Retype the records below exactly as they appear, but leave out any pictures.

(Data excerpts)
>>>>>
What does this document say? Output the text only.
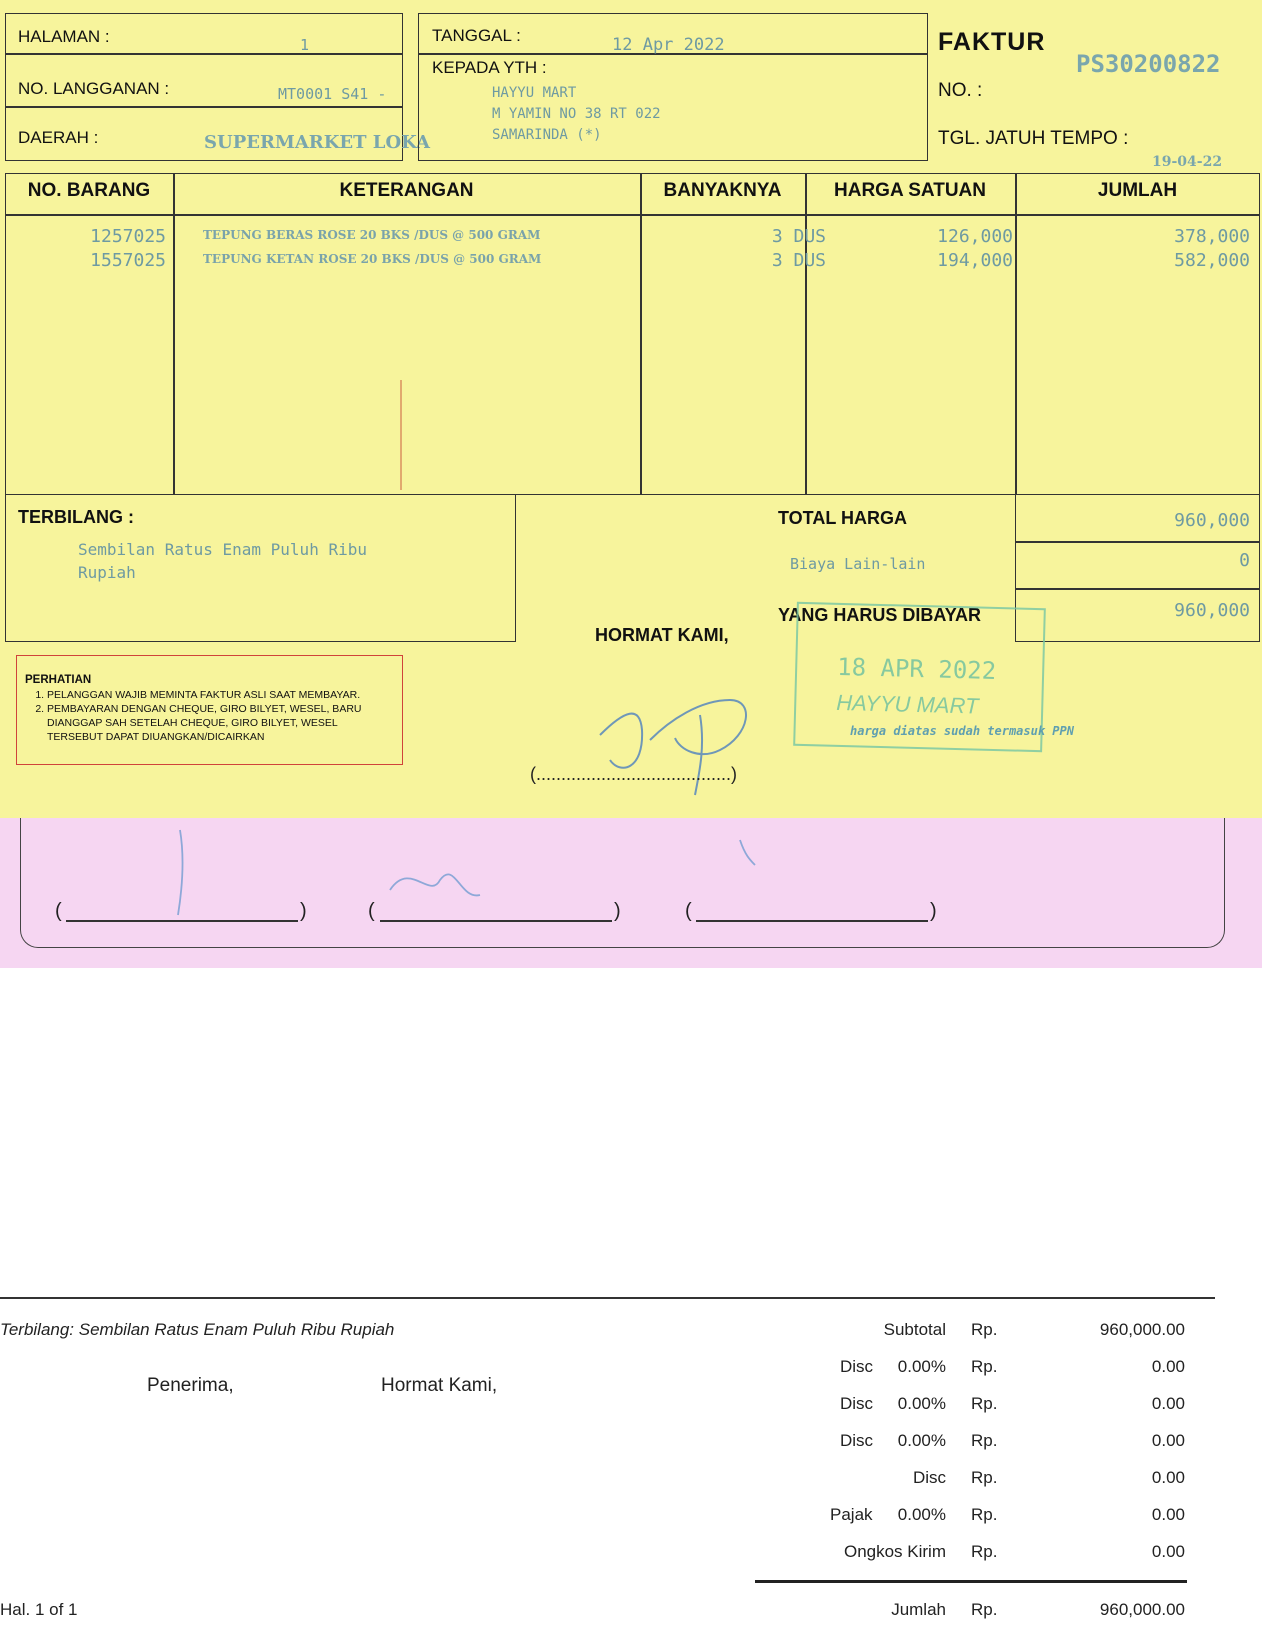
HALAMAN :	1
NO. LANGGANAN :	MT0001 S41 -
DAERAH :	SUPERMARKET LOKA
TANGGAL :	12 Apr 2022
KEPADA YTH :
HAYYU MART
M YAMIN NO 38 RT 022
SAMARINDA (*)
FAKTUR
PS30200822
NO. :
TGL. JATUH TEMPO :
19-04-22
NO. BARANG	KETERANGAN	BANYAKNYA	HARGA SATUAN	JUMLAH
1257025	TEPUNG BERAS ROSE 20 BKS /DUS @ 500 GRAM	3 DUS	126,000	378,000
1557025	TEPUNG KETAN ROSE 20 BKS /DUS @ 500 GRAM	3 DUS	194,000	582,000
TERBILANG :
Sembilan Ratus Enam Puluh Ribu
Rupiah
TOTAL HARGA	960,000
Biaya Lain-lain	0
YANG HARUS DIBAYAR	960,000
HORMAT KAMI,
PERHATIAN
1. PELANGGAN WAJIB MEMINTA FAKTUR ASLI SAAT MEMBAYAR.
2. PEMBAYARAN DENGAN CHEQUE, GIRO BILYET, WESEL, BARU DIANGGAP SAH SETELAH CHEQUE, GIRO BILYET, WESEL TERSEBUT DAPAT DIUANGKAN/DICAIRKAN
18 APR 2022
HAYYU MART
harga diatas sudah termasuk PPN
(.......................................)
(	)	(	)	(	)
Terbilang: Sembilan Ratus Enam Puluh Ribu Rupiah
Penerima,	Hormat Kami,
Hal. 1 of 1
Subtotal Rp.	960,000.00
Disc	0.00% Rp.	0.00
Disc	0.00% Rp.	0.00
Disc	0.00% Rp.	0.00
Disc Rp.	0.00
Pajak	0.00% Rp.	0.00
Ongkos Kirim Rp.	0.00
Jumlah Rp.	960,000.00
<<<<<
Right answer
What does this document say? Output the text only.
HALAMAN :	1
NO. LANGGANAN :	MT0001 S41 -
DAERAH :	SUPERMARKET LOKA
TANGGAL :	12 Apr 2022
KEPADA YTH :
HAYYU MART
M YAMIN NO 38 RT 022
SAMARINDA (*)
FAKTUR
PS30200822
NO. :
TGL. JATUH TEMPO :
19-04-22
NO. BARANG	KETERANGAN	BANYAKNYA	HARGA SATUAN	JUMLAH
1257025	TEPUNG BERAS ROSE 20 BKS /DUS @ 500 GRAM	3 DUS	126,000	378,000
1557025	TEPUNG KETAN ROSE 20 BKS /DUS @ 500 GRAM	3 DUS	194,000	582,000
TERBILANG :
Sembilan Ratus Enam Puluh Ribu
Rupiah
TOTAL HARGA	960,000
Biaya Lain-lain	0
YANG HARUS DIBAYAR	960,000
HORMAT KAMI,
PERHATIAN
1. PELANGGAN WAJIB MEMINTA FAKTUR ASLI SAAT MEMBAYAR.
2. PEMBAYARAN DENGAN CHEQUE, GIRO BILYET, WESEL, BARU DIANGGAP SAH SETELAH CHEQUE, GIRO BILYET, WESEL TERSEBUT DAPAT DIUANGKAN/DICAIRKAN
18 APR 2022
HAYYU MART
harga diatas sudah termasuk PPN
(.......................................)
(	)	(	)	(	)
Terbilang: Sembilan Ratus Enam Puluh Ribu Rupiah
Penerima,	Hormat Kami,
Hal. 1 of 1
Subtotal Rp.	960,000.00
Disc	0.00% Rp.	0.00
Disc	0.00% Rp.	0.00
Disc	0.00% Rp.	0.00
Disc Rp.	0.00
Pajak	0.00% Rp.	0.00
Ongkos Kirim Rp.	0.00
Jumlah Rp.	960,000.00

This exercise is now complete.